Entries from a dataset:
────
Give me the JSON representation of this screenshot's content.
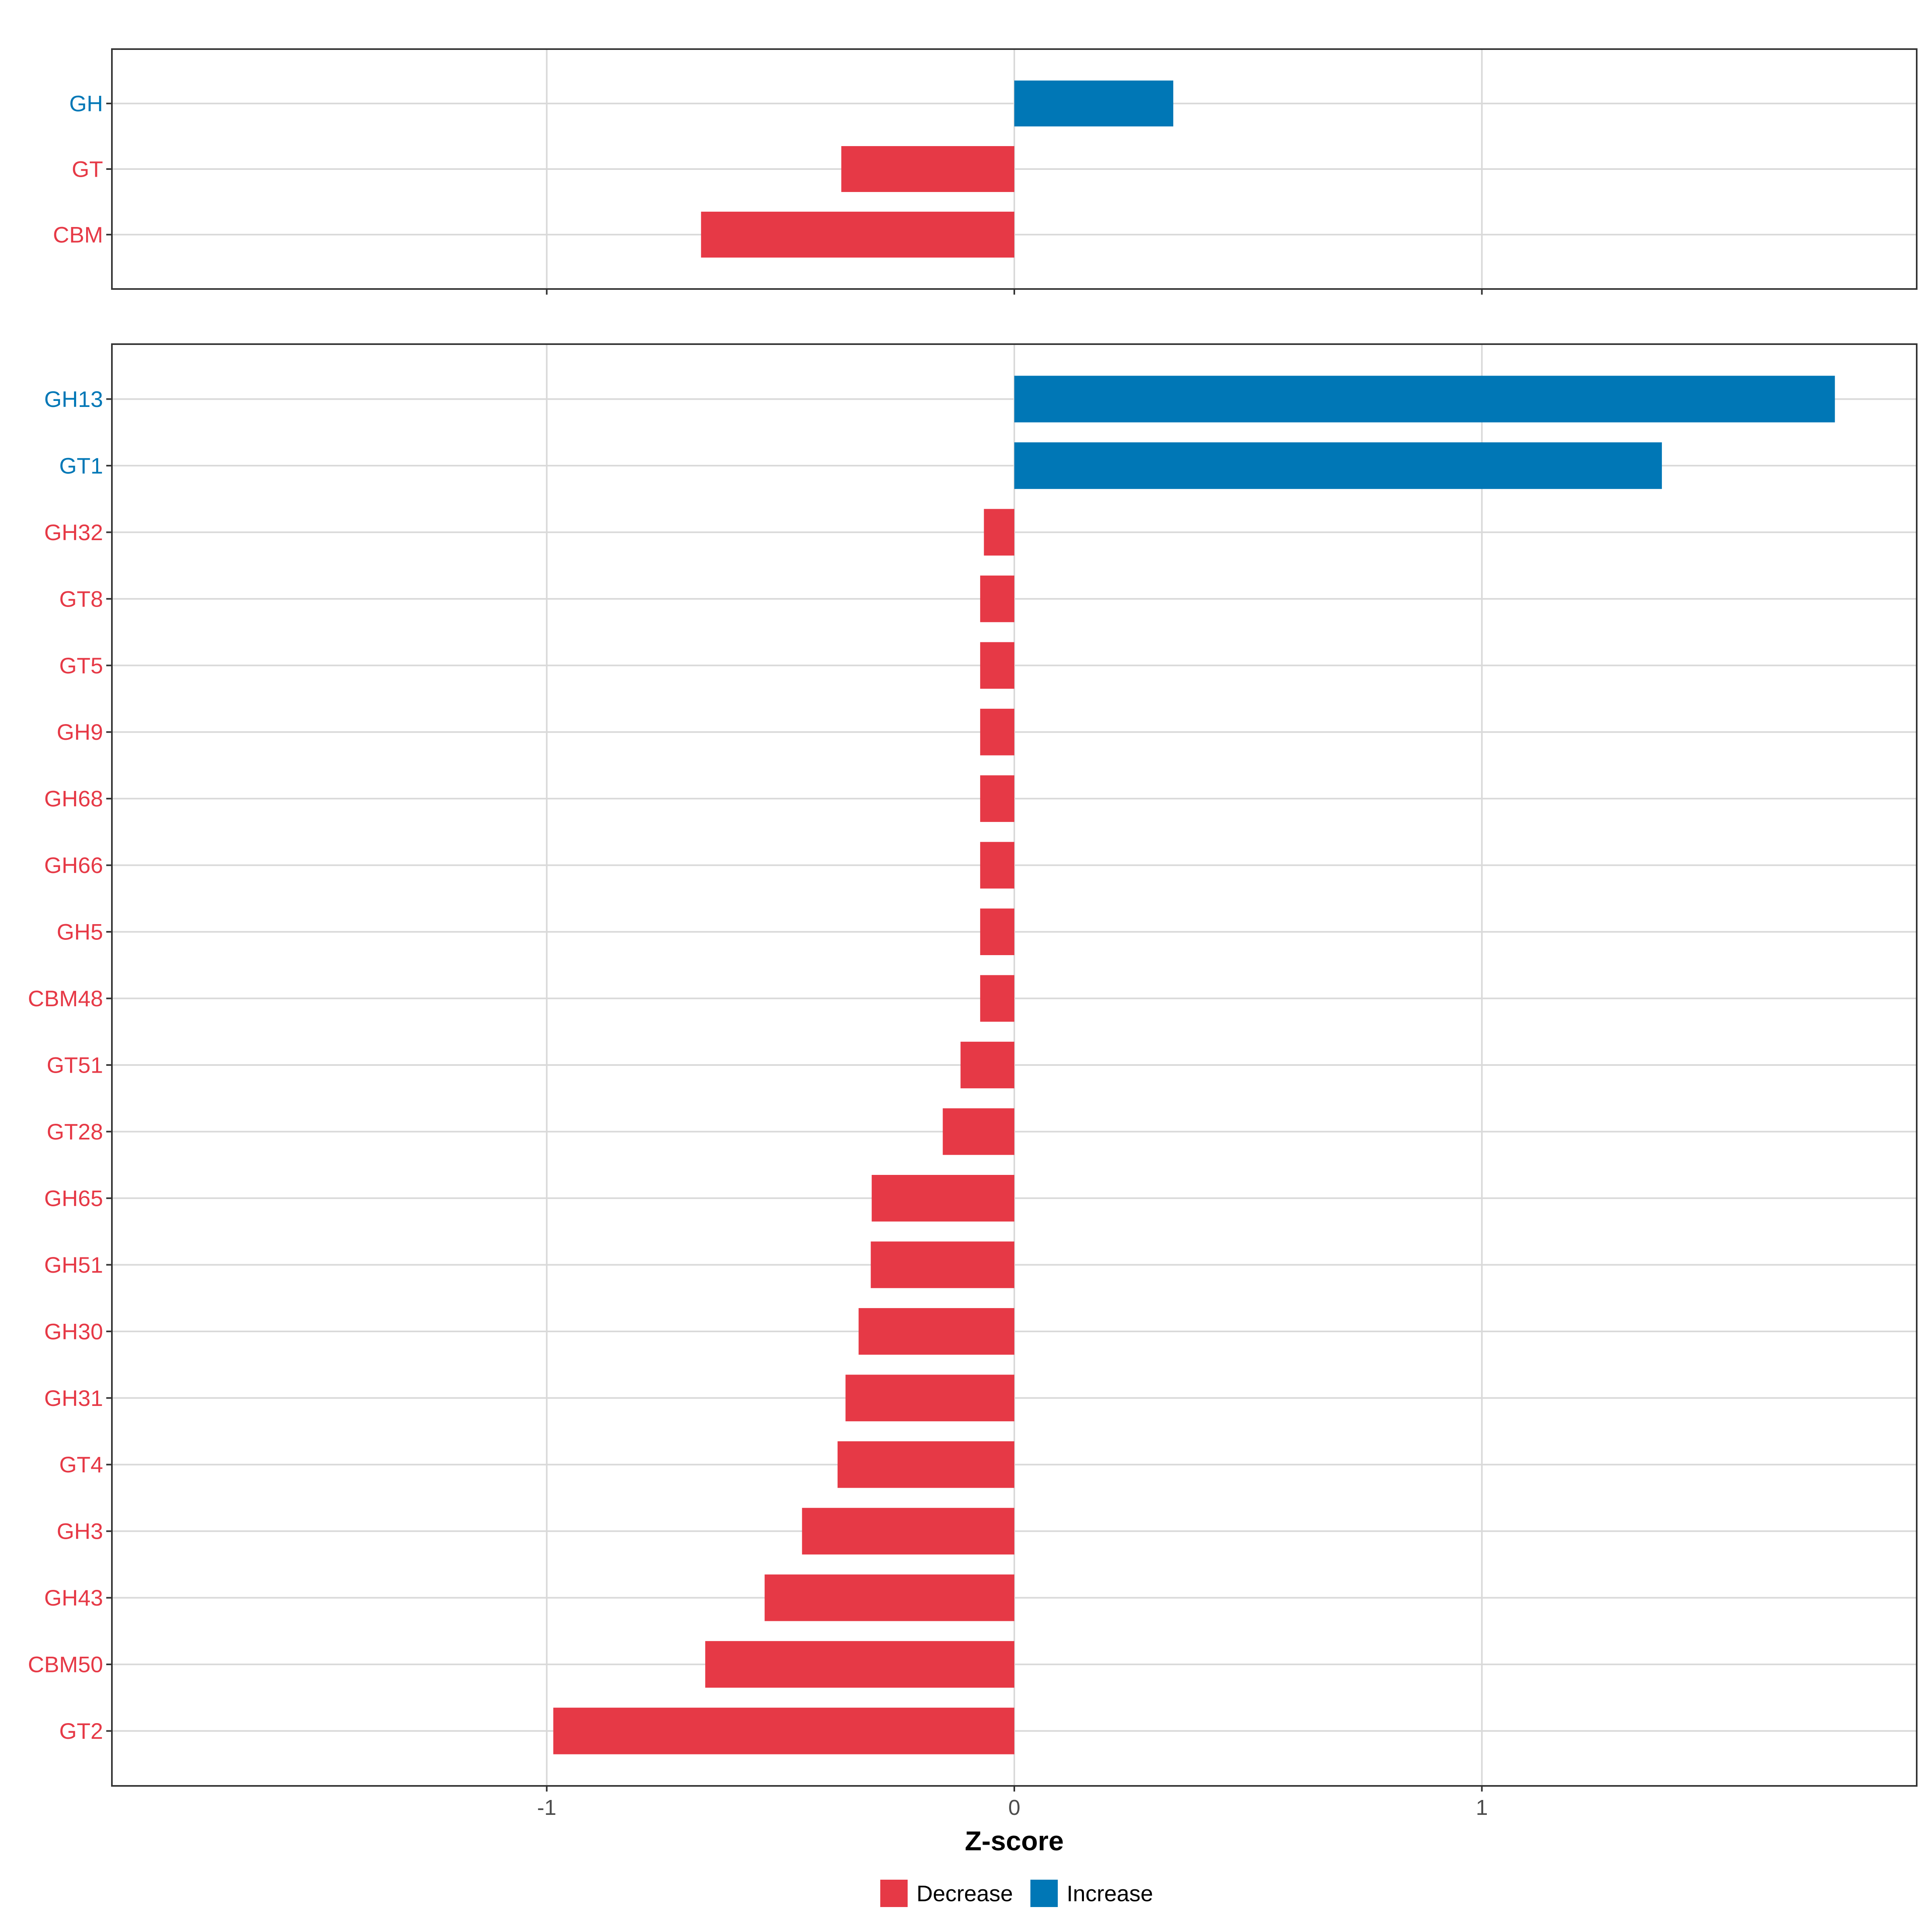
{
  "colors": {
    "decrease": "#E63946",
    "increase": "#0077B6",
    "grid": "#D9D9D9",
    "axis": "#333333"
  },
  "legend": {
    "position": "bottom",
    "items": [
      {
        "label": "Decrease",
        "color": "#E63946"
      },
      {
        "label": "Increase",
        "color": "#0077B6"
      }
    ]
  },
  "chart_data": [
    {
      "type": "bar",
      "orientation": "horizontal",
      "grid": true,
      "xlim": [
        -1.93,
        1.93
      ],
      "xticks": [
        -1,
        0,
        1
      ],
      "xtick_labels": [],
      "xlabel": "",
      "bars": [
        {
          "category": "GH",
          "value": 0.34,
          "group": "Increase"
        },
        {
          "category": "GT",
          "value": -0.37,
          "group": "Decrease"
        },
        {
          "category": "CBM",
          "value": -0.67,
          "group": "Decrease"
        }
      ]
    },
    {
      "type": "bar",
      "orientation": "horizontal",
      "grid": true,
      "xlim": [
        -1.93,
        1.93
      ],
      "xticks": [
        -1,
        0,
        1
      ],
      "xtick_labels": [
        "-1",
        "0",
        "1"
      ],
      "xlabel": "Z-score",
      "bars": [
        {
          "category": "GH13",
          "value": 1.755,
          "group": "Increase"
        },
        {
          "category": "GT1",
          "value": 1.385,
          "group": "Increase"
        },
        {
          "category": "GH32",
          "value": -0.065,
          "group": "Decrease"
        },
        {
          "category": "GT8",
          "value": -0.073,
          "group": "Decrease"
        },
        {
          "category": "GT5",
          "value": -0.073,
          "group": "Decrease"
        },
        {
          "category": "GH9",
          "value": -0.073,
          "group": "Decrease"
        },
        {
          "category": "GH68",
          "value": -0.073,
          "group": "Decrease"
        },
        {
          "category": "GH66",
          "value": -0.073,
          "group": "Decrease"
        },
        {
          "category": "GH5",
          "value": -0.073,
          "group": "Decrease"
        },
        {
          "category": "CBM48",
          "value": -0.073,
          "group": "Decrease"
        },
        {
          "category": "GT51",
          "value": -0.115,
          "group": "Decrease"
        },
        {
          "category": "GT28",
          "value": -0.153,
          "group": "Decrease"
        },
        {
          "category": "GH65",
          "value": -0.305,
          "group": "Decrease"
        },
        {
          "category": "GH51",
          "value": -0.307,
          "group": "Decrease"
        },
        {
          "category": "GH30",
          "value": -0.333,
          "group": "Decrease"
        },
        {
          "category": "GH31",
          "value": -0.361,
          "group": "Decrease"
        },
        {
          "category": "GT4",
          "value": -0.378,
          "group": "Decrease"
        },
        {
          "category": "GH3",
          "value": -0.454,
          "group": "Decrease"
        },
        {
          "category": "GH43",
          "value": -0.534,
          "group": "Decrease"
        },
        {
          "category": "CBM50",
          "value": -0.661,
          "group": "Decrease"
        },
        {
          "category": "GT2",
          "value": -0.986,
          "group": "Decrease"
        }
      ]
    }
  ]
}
────
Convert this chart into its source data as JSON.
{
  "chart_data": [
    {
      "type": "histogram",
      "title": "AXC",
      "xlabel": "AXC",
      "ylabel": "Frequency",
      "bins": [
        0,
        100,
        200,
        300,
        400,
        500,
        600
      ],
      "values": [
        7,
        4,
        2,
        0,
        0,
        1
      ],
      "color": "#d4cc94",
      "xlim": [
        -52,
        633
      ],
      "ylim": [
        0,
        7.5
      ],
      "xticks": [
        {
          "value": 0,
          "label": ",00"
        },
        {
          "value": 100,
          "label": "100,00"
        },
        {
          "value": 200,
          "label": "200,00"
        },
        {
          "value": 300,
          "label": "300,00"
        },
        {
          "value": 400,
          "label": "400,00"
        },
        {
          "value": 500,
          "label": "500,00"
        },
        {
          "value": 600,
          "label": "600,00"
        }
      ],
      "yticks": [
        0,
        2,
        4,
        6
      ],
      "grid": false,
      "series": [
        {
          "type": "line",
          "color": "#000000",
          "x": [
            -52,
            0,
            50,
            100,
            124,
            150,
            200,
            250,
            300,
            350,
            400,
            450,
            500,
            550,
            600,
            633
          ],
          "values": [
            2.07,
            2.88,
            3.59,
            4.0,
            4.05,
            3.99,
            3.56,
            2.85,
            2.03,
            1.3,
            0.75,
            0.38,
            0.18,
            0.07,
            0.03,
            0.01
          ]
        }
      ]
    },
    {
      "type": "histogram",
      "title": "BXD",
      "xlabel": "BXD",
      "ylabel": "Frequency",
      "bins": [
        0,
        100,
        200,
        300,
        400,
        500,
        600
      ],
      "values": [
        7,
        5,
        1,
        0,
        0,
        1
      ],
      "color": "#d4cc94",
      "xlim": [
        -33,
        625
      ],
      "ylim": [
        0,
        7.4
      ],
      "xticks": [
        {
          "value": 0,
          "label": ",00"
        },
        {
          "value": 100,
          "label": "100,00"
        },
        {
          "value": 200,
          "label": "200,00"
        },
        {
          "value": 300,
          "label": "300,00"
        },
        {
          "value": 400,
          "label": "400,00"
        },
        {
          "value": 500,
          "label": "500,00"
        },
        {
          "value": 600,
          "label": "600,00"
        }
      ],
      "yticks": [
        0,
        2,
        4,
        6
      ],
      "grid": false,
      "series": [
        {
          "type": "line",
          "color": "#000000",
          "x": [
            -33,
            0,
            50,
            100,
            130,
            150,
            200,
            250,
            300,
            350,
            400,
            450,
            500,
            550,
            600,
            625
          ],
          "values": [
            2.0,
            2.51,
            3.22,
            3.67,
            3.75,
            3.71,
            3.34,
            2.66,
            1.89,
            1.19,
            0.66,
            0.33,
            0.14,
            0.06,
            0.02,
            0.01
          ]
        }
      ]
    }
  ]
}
────
Exercise task: Tell how many lines of the records above hold the string "JSON". Give no other text.

Response: 2